- Problem details
Will you write out the data exactly, excluding every picture?

- Source records

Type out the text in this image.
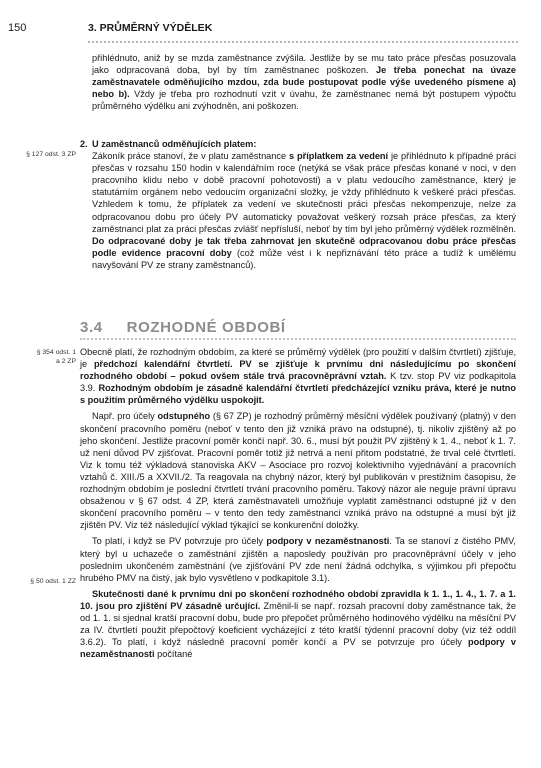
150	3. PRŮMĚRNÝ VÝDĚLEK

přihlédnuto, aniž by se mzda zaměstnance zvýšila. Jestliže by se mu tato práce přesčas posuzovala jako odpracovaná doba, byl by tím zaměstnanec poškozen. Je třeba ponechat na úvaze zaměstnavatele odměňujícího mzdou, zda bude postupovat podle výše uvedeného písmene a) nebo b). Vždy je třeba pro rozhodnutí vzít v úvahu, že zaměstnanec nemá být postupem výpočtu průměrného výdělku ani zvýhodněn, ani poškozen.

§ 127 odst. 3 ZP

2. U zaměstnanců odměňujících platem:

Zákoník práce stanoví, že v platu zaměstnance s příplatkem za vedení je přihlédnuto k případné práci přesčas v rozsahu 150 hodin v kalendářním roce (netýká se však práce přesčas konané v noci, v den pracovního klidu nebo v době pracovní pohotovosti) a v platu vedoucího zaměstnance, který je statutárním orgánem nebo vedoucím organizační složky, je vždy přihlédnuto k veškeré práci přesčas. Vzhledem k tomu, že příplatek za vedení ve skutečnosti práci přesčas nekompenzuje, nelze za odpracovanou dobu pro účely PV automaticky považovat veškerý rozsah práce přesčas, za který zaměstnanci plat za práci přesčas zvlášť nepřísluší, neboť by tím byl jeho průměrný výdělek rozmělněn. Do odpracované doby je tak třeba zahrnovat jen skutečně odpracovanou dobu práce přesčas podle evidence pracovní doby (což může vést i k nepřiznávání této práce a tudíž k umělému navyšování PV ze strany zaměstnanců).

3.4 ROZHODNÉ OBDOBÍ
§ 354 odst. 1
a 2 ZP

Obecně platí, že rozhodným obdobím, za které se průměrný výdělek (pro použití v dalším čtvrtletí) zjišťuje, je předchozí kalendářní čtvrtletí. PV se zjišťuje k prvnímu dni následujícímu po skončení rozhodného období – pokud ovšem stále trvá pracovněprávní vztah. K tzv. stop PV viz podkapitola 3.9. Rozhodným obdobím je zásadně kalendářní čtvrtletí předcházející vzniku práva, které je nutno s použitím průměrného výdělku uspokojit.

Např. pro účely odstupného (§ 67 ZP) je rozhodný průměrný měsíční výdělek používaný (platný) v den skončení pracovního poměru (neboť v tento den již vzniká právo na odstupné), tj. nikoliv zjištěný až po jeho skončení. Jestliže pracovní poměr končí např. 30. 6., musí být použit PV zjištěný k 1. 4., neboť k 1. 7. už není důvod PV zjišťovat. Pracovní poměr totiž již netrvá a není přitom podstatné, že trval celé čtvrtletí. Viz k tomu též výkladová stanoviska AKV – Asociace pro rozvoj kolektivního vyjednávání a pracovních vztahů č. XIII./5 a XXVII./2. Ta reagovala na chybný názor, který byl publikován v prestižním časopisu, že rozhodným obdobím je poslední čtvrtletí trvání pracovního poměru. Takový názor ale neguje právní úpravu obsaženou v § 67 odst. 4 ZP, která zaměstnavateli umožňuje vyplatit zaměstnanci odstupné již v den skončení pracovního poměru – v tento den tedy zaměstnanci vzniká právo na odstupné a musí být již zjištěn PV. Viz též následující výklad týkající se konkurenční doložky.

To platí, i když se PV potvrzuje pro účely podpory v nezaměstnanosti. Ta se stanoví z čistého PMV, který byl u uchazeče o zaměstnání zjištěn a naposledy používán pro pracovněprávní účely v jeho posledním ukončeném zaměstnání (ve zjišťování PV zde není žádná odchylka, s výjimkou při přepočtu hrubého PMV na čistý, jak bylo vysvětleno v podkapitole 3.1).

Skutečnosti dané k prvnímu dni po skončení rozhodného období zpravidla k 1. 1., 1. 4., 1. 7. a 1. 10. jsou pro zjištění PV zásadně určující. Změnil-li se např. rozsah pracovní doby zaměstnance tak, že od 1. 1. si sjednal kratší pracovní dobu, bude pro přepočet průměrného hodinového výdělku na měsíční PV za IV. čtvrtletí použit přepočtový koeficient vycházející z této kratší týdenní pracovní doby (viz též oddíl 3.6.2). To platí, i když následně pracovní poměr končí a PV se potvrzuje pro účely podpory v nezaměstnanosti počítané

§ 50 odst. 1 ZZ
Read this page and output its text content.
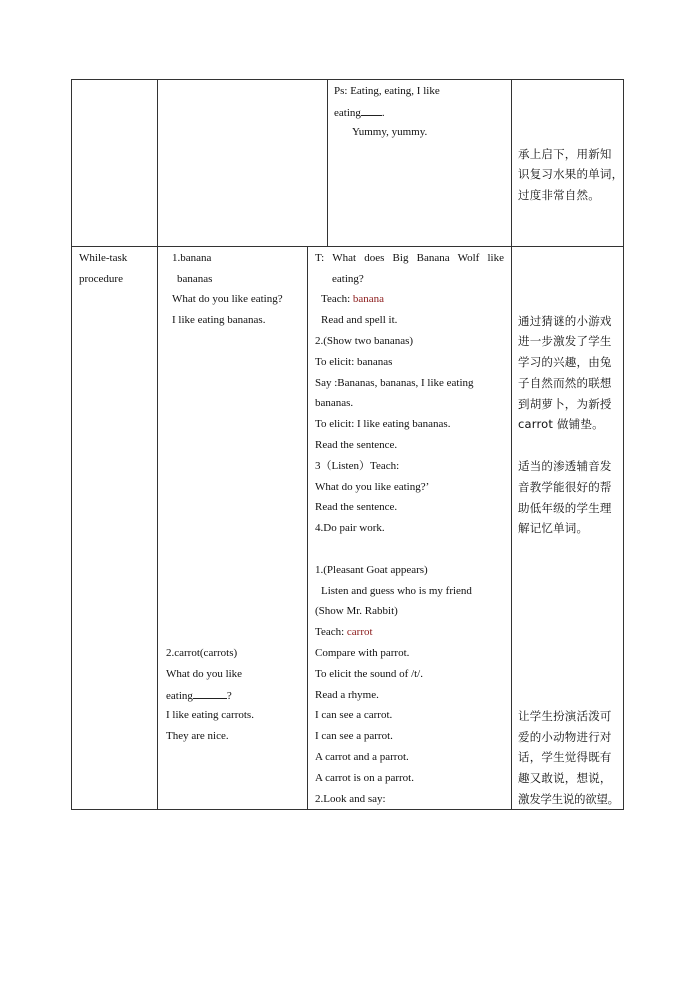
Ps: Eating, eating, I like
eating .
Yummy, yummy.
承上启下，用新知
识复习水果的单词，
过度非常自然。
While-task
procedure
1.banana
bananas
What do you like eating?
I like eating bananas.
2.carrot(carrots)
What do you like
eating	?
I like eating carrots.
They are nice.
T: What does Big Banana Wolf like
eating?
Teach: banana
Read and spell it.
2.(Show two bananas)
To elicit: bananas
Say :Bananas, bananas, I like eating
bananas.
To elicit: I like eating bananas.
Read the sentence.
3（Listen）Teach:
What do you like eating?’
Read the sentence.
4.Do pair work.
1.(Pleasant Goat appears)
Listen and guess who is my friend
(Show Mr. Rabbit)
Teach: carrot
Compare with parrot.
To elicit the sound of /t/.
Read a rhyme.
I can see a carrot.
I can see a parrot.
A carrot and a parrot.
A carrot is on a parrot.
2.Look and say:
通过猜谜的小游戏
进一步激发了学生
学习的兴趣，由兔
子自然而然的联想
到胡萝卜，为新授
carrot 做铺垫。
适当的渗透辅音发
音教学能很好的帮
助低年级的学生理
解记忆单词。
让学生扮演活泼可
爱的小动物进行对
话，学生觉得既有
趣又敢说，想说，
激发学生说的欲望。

- Answer to this exercise
Type out the text in this image.
150	3. PRŮMĚRNÝ VÝDĚLEK

přihlédnuto, aniž by se mzda zaměstnance zvýšila. Jestliže by se mu tato práce přesčas posuzovala jako odpracovaná doba, byl by tím zaměstnanec poškozen. Je třeba ponechat na úvaze zaměstnavatele odměňujícího mzdou, zda bude postupovat podle výše uvedeného písmene a) nebo b). Vždy je třeba pro rozhodnutí vzít v úvahu, že zaměstnanec nemá být postupem výpočtu průměrného výdělku ani zvýhodněn, ani poškozen.

§ 127 odst. 3 ZP

2. U zaměstnanců odměňujících platem:

Zákoník práce stanoví, že v platu zaměstnance s příplatkem za vedení je přihlédnuto k případné práci přesčas v rozsahu 150 hodin v kalendářním roce (netýká se však práce přesčas konané v noci, v den pracovního klidu nebo v době pracovní pohotovosti) a v platu vedoucího zaměstnance, který je statutárním orgánem nebo vedoucím organizační složky, je vždy přihlédnuto k veškeré práci přesčas. Vzhledem k tomu, že příplatek za vedení ve skutečnosti práci přesčas nekompenzuje, nelze za odpracovanou dobu pro účely PV automaticky považovat veškerý rozsah práce přesčas, za který zaměstnanci plat za práci přesčas zvlášť nepřísluší, neboť by tím byl jeho průměrný výdělek rozmělněn. Do odpracované doby je tak třeba zahrnovat jen skutečně odpracovanou dobu práce přesčas podle evidence pracovní doby (což může vést i k nepřiznávání této práce a tudíž k umělému navyšování PV ze strany zaměstnanců).

3.4 ROZHODNÉ OBDOBÍ
§ 354 odst. 1
a 2 ZP

Obecně platí, že rozhodným obdobím, za které se průměrný výdělek (pro použití v dalším čtvrtletí) zjišťuje, je předchozí kalendářní čtvrtletí. PV se zjišťuje k prvnímu dni následujícímu po skončení rozhodného období – pokud ovšem stále trvá pracovněprávní vztah. K tzv. stop PV viz podkapitola 3.9. Rozhodným obdobím je zásadně kalendářní čtvrtletí předcházející vzniku práva, které je nutno s použitím průměrného výdělku uspokojit.

Např. pro účely odstupného (§ 67 ZP) je rozhodný průměrný měsíční výdělek používaný (platný) v den skončení pracovního poměru (neboť v tento den již vzniká právo na odstupné), tj. nikoliv zjištěný až po jeho skončení. Jestliže pracovní poměr končí např. 30. 6., musí být použit PV zjištěný k 1. 4., neboť k 1. 7. už není důvod PV zjišťovat. Pracovní poměr totiž již netrvá a není přitom podstatné, že trval celé čtvrtletí. Viz k tomu též výkladová stanoviska AKV – Asociace pro rozvoj kolektivního vyjednávání a pracovních vztahů č. XIII./5 a XXVII./2. Ta reagovala na chybný názor, který byl publikován v prestižním časopisu, že rozhodným obdobím je poslední čtvrtletí trvání pracovního poměru. Takový názor ale neguje právní úpravu obsaženou v § 67 odst. 4 ZP, která zaměstnavateli umožňuje vyplatit zaměstnanci odstupné již v den skončení pracovního poměru – v tento den tedy zaměstnanci vzniká právo na odstupné a musí být již zjištěn PV. Viz též následující výklad týkající se konkurenční doložky.

To platí, i když se PV potvrzuje pro účely podpory v nezaměstnanosti. Ta se stanoví z čistého PMV, který byl u uchazeče o zaměstnání zjištěn a naposledy používán pro pracovněprávní účely v jeho posledním ukončeném zaměstnání (ve zjišťování PV zde není žádná odchylka, s výjimkou při přepočtu hrubého PMV na čistý, jak bylo vysvětleno v podkapitole 3.1).

Skutečnosti dané k prvnímu dni po skončení rozhodného období zpravidla k 1. 1., 1. 4., 1. 7. a 1. 10. jsou pro zjištění PV zásadně určující. Změnil-li se např. rozsah pracovní doby zaměstnance tak, že od 1. 1. si sjednal kratší pracovní dobu, bude pro přepočet průměrného hodinového výdělku na měsíční PV za IV. čtvrtletí použit přepočtový koeficient vycházející z této kratší týdenní pracovní doby (viz též oddíl 3.6.2). To platí, i když následně pracovní poměr končí a PV se potvrzuje pro účely podpory v nezaměstnanosti počítané

§ 50 odst. 1 ZZ
Read this page and output its text content.
Ps: Eating, eating, I like
eating .
Yummy, yummy.
承上启下，用新知
识复习水果的单词，
过度非常自然。
While-task
procedure
1.banana
bananas
What do you like eating?
I like eating bananas.
2.carrot(carrots)
What do you like
eating	?
I like eating carrots.
They are nice.
T: What does Big Banana Wolf like
eating?
Teach: banana
Read and spell it.
2.(Show two bananas)
To elicit: bananas
Say :Bananas, bananas, I like eating
bananas.
To elicit: I like eating bananas.
Read the sentence.
3（Listen）Teach:
What do you like eating?’
Read the sentence.
4.Do pair work.
1.(Pleasant Goat appears)
Listen and guess who is my friend
(Show Mr. Rabbit)
Teach: carrot
Compare with parrot.
To elicit the sound of /t/.
Read a rhyme.
I can see a carrot.
I can see a parrot.
A carrot and a parrot.
A carrot is on a parrot.
2.Look and say:
通过猜谜的小游戏
进一步激发了学生
学习的兴趣，由兔
子自然而然的联想
到胡萝卜，为新授
carrot 做铺垫。
适当的渗透辅音发
音教学能很好的帮
助低年级的学生理
解记忆单词。
让学生扮演活泼可
爱的小动物进行对
话，学生觉得既有
趣又敢说，想说，
激发学生说的欲望。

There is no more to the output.